- GOAL
Exactly reproduce the lines that follow.

------------------------------------

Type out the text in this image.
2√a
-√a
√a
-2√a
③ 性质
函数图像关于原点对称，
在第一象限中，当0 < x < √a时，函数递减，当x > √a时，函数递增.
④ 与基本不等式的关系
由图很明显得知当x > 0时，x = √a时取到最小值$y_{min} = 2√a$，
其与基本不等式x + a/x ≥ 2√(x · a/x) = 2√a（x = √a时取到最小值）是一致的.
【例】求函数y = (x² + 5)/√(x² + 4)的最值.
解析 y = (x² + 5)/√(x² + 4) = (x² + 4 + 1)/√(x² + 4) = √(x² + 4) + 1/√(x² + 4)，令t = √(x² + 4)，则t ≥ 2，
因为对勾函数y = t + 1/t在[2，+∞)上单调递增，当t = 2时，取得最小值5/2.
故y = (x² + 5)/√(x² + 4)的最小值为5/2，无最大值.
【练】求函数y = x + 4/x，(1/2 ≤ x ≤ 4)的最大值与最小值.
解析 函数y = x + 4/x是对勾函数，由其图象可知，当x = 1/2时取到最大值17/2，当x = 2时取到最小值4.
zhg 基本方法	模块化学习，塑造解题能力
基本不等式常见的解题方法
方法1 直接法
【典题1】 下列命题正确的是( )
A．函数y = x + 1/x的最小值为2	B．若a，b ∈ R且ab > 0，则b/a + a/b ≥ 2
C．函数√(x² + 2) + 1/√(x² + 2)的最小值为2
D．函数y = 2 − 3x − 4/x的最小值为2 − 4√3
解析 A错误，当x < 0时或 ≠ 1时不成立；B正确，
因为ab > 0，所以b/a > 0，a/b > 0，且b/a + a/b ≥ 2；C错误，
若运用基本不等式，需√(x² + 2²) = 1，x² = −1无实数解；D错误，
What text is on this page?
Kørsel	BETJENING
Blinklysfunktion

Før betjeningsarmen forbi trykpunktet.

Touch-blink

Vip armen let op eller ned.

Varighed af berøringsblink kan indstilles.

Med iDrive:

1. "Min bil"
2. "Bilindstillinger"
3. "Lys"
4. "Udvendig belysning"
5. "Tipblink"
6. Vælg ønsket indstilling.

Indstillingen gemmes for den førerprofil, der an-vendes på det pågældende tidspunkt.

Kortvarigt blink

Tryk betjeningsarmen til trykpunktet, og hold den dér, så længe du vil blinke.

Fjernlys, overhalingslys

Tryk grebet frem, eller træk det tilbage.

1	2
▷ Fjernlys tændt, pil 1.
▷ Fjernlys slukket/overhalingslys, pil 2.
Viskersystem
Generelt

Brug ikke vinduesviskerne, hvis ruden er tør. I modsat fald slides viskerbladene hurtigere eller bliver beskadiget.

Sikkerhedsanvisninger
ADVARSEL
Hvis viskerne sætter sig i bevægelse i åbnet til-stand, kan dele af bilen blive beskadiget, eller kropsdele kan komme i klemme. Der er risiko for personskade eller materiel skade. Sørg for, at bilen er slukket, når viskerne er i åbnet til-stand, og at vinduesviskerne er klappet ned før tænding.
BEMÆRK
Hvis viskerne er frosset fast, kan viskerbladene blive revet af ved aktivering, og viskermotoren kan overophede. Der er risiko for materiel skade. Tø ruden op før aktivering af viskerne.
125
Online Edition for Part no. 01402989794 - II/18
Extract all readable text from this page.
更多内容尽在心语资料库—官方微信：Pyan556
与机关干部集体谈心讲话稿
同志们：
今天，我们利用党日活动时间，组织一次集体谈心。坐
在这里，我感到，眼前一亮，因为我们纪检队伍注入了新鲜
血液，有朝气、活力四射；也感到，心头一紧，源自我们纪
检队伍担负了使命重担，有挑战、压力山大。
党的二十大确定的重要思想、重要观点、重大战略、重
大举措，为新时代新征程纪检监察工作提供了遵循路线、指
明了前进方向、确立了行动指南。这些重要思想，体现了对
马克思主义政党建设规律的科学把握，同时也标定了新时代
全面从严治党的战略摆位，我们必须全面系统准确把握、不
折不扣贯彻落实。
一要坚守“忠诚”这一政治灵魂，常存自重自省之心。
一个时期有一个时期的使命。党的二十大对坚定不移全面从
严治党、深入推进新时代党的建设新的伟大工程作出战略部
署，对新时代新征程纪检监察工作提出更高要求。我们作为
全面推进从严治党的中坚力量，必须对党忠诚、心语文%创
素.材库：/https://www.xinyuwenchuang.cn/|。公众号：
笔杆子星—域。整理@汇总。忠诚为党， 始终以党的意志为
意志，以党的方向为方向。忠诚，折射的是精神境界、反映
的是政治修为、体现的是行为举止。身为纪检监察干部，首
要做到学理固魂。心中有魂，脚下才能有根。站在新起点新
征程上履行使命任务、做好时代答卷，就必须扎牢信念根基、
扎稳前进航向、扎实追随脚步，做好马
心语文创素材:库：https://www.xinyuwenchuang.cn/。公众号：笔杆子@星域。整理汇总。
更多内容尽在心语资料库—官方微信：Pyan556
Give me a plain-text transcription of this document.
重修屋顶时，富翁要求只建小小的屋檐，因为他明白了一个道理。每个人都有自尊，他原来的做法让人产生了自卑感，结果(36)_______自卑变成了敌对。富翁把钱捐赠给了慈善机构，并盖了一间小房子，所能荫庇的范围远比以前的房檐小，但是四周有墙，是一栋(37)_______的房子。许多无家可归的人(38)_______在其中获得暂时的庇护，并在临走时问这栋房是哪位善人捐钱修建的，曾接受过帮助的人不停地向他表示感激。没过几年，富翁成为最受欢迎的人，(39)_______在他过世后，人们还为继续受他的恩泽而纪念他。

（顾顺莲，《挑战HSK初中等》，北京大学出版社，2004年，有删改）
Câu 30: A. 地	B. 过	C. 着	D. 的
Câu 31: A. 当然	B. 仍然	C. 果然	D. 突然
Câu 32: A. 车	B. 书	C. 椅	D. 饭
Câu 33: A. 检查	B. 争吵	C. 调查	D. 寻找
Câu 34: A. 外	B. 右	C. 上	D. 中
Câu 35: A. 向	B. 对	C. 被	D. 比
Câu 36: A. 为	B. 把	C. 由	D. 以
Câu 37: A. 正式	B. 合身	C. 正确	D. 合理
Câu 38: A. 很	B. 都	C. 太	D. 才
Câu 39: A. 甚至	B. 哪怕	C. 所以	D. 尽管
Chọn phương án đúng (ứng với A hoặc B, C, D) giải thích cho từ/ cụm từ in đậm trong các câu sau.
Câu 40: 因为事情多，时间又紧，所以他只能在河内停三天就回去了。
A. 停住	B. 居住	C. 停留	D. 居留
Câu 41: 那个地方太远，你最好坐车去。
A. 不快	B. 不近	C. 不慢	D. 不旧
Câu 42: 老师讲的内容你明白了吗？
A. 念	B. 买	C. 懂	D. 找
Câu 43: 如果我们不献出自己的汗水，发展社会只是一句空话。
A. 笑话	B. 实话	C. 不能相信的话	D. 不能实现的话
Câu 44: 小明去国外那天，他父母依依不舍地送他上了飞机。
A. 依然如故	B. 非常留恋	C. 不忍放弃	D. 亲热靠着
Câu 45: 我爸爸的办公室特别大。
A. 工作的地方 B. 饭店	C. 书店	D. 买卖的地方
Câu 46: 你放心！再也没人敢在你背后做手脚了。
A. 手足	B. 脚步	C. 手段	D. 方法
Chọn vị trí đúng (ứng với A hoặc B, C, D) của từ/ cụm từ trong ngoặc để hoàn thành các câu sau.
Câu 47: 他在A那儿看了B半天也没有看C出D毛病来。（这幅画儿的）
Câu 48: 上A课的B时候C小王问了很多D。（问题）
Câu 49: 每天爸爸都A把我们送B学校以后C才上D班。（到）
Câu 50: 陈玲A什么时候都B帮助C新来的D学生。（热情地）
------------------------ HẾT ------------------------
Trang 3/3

------------------------------------

- EXERCISE ANSWER
Type out the text in this image.
2√a
-√a
√a
-2√a
③ 性质
函数图像关于原点对称，
在第一象限中，当0 < x < √a时，函数递减，当x > √a时，函数递增.
④ 与基本不等式的关系
由图很明显得知当x > 0时，x = √a时取到最小值$y_{min} = 2√a$，
其与基本不等式x + a/x ≥ 2√(x · a/x) = 2√a（x = √a时取到最小值）是一致的.
【例】求函数y = (x² + 5)/√(x² + 4)的最值.
解析 y = (x² + 5)/√(x² + 4) = (x² + 4 + 1)/√(x² + 4) = √(x² + 4) + 1/√(x² + 4)，令t = √(x² + 4)，则t ≥ 2，
因为对勾函数y = t + 1/t在[2，+∞)上单调递增，当t = 2时，取得最小值5/2.
故y = (x² + 5)/√(x² + 4)的最小值为5/2，无最大值.
【练】求函数y = x + 4/x，(1/2 ≤ x ≤ 4)的最大值与最小值.
解析 函数y = x + 4/x是对勾函数，由其图象可知，当x = 1/2时取到最大值17/2，当x = 2时取到最小值4.
zhg 基本方法	模块化学习，塑造解题能力
基本不等式常见的解题方法
方法1 直接法
【典题1】 下列命题正确的是( )
A．函数y = x + 1/x的最小值为2	B．若a，b ∈ R且ab > 0，则b/a + a/b ≥ 2
C．函数√(x² + 2) + 1/√(x² + 2)的最小值为2
D．函数y = 2 − 3x − 4/x的最小值为2 − 4√3
解析 A错误，当x < 0时或 ≠ 1时不成立；B正确，
因为ab > 0，所以b/a > 0，a/b > 0，且b/a + a/b ≥ 2；C错误，
若运用基本不等式，需√(x² + 2²) = 1，x² = −1无实数解；D错误，
What text is on this page?
Kørsel	BETJENING
Blinklysfunktion

Før betjeningsarmen forbi trykpunktet.

Touch-blink

Vip armen let op eller ned.

Varighed af berøringsblink kan indstilles.

Med iDrive:

1. "Min bil"
2. "Bilindstillinger"
3. "Lys"
4. "Udvendig belysning"
5. "Tipblink"
6. Vælg ønsket indstilling.

Indstillingen gemmes for den førerprofil, der an-vendes på det pågældende tidspunkt.

Kortvarigt blink

Tryk betjeningsarmen til trykpunktet, og hold den dér, så længe du vil blinke.

Fjernlys, overhalingslys

Tryk grebet frem, eller træk det tilbage.

1	2
▷ Fjernlys tændt, pil 1.
▷ Fjernlys slukket/overhalingslys, pil 2.
Viskersystem
Generelt

Brug ikke vinduesviskerne, hvis ruden er tør. I modsat fald slides viskerbladene hurtigere eller bliver beskadiget.

Sikkerhedsanvisninger
ADVARSEL
Hvis viskerne sætter sig i bevægelse i åbnet til-stand, kan dele af bilen blive beskadiget, eller kropsdele kan komme i klemme. Der er risiko for personskade eller materiel skade. Sørg for, at bilen er slukket, når viskerne er i åbnet til-stand, og at vinduesviskerne er klappet ned før tænding.
BEMÆRK
Hvis viskerne er frosset fast, kan viskerbladene blive revet af ved aktivering, og viskermotoren kan overophede. Der er risiko for materiel skade. Tø ruden op før aktivering af viskerne.
125
Online Edition for Part no. 01402989794 - II/18
Extract all readable text from this page.
更多内容尽在心语资料库—官方微信：Pyan556
与机关干部集体谈心讲话稿
同志们：
今天，我们利用党日活动时间，组织一次集体谈心。坐
在这里，我感到，眼前一亮，因为我们纪检队伍注入了新鲜
血液，有朝气、活力四射；也感到，心头一紧，源自我们纪
检队伍担负了使命重担，有挑战、压力山大。
党的二十大确定的重要思想、重要观点、重大战略、重
大举措，为新时代新征程纪检监察工作提供了遵循路线、指
明了前进方向、确立了行动指南。这些重要思想，体现了对
马克思主义政党建设规律的科学把握，同时也标定了新时代
全面从严治党的战略摆位，我们必须全面系统准确把握、不
折不扣贯彻落实。
一要坚守“忠诚”这一政治灵魂，常存自重自省之心。
一个时期有一个时期的使命。党的二十大对坚定不移全面从
严治党、深入推进新时代党的建设新的伟大工程作出战略部
署，对新时代新征程纪检监察工作提出更高要求。我们作为
全面推进从严治党的中坚力量，必须对党忠诚、心语文%创
素.材库：/https://www.xinyuwenchuang.cn/|。公众号：
笔杆子星—域。整理@汇总。忠诚为党， 始终以党的意志为
意志，以党的方向为方向。忠诚，折射的是精神境界、反映
的是政治修为、体现的是行为举止。身为纪检监察干部，首
要做到学理固魂。心中有魂，脚下才能有根。站在新起点新
征程上履行使命任务、做好时代答卷，就必须扎牢信念根基、
扎稳前进航向、扎实追随脚步，做好马
心语文创素材:库：https://www.xinyuwenchuang.cn/。公众号：笔杆子@星域。整理汇总。
更多内容尽在心语资料库—官方微信：Pyan556
Give me a plain-text transcription of this document.
重修屋顶时，富翁要求只建小小的屋檐，因为他明白了一个道理。每个人都有自尊，他原来的做法让人产生了自卑感，结果(36)_______自卑变成了敌对。富翁把钱捐赠给了慈善机构，并盖了一间小房子，所能荫庇的范围远比以前的房檐小，但是四周有墙，是一栋(37)_______的房子。许多无家可归的人(38)_______在其中获得暂时的庇护，并在临走时问这栋房是哪位善人捐钱修建的，曾接受过帮助的人不停地向他表示感激。没过几年，富翁成为最受欢迎的人，(39)_______在他过世后，人们还为继续受他的恩泽而纪念他。

（顾顺莲，《挑战HSK初中等》，北京大学出版社，2004年，有删改）
Câu 30: A. 地	B. 过	C. 着	D. 的
Câu 31: A. 当然	B. 仍然	C. 果然	D. 突然
Câu 32: A. 车	B. 书	C. 椅	D. 饭
Câu 33: A. 检查	B. 争吵	C. 调查	D. 寻找
Câu 34: A. 外	B. 右	C. 上	D. 中
Câu 35: A. 向	B. 对	C. 被	D. 比
Câu 36: A. 为	B. 把	C. 由	D. 以
Câu 37: A. 正式	B. 合身	C. 正确	D. 合理
Câu 38: A. 很	B. 都	C. 太	D. 才
Câu 39: A. 甚至	B. 哪怕	C. 所以	D. 尽管
Chọn phương án đúng (ứng với A hoặc B, C, D) giải thích cho từ/ cụm từ in đậm trong các câu sau.
Câu 40: 因为事情多，时间又紧，所以他只能在河内停三天就回去了。
A. 停住	B. 居住	C. 停留	D. 居留
Câu 41: 那个地方太远，你最好坐车去。
A. 不快	B. 不近	C. 不慢	D. 不旧
Câu 42: 老师讲的内容你明白了吗？
A. 念	B. 买	C. 懂	D. 找
Câu 43: 如果我们不献出自己的汗水，发展社会只是一句空话。
A. 笑话	B. 实话	C. 不能相信的话	D. 不能实现的话
Câu 44: 小明去国外那天，他父母依依不舍地送他上了飞机。
A. 依然如故	B. 非常留恋	C. 不忍放弃	D. 亲热靠着
Câu 45: 我爸爸的办公室特别大。
A. 工作的地方 B. 饭店	C. 书店	D. 买卖的地方
Câu 46: 你放心！再也没人敢在你背后做手脚了。
A. 手足	B. 脚步	C. 手段	D. 方法
Chọn vị trí đúng (ứng với A hoặc B, C, D) của từ/ cụm từ trong ngoặc để hoàn thành các câu sau.
Câu 47: 他在A那儿看了B半天也没有看C出D毛病来。（这幅画儿的）
Câu 48: 上A课的B时候C小王问了很多D。（问题）
Câu 49: 每天爸爸都A把我们送B学校以后C才上D班。（到）
Câu 50: 陈玲A什么时候都B帮助C新来的D学生。（热情地）
------------------------ HẾT ------------------------
Trang 3/3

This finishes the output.